→ **TASK TO CARRY OUT**: Scan the records below. List lines holding "year".

→ **DATA FOR THIS EXERCISE**:
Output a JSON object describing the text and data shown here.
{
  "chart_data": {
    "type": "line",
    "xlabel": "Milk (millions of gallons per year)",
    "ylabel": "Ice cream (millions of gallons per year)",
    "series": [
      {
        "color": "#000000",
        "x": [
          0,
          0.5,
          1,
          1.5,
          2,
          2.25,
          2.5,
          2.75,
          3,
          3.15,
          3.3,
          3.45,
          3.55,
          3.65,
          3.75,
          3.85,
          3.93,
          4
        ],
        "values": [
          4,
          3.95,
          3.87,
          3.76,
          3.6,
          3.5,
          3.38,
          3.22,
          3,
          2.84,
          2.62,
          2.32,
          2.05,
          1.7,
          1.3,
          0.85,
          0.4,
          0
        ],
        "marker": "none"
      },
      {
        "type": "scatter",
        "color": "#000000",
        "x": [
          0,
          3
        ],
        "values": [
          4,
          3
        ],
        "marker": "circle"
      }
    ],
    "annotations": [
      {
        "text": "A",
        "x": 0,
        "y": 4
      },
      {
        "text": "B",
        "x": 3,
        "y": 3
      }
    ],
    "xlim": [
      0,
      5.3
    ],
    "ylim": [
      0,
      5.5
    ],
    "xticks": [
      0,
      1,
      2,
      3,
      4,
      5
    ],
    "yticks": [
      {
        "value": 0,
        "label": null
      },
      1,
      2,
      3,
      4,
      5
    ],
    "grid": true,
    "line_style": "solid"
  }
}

→ **EXERCISE RESULT**:
    "xlabel": "Milk (millions of gallons per year)",
    "ylabel": "Ice cream (millions of gallons per year)",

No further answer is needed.